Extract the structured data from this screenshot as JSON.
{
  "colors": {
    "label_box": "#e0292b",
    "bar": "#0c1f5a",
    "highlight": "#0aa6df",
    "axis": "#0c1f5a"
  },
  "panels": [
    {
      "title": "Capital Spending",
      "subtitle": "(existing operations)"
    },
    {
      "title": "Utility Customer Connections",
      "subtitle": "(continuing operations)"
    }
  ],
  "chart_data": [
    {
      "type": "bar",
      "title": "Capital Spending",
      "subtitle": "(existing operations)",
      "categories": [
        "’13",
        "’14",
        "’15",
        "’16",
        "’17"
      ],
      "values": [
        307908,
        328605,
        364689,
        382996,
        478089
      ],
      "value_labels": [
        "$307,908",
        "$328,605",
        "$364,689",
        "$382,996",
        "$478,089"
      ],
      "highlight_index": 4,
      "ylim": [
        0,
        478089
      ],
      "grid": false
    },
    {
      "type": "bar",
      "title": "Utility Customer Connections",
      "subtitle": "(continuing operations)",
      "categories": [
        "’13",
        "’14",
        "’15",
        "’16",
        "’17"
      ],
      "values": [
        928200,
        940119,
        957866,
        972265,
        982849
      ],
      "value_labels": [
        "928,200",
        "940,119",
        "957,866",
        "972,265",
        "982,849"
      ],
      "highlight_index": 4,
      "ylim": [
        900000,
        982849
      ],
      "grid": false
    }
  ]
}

☆ ☆ ☆ ☆ ☆

Exercise details – Gather all lines from the records above in which "existing" appears.

Solution to this problem –
      "subtitle": "(existing operations)"
      "subtitle": "(existing operations)",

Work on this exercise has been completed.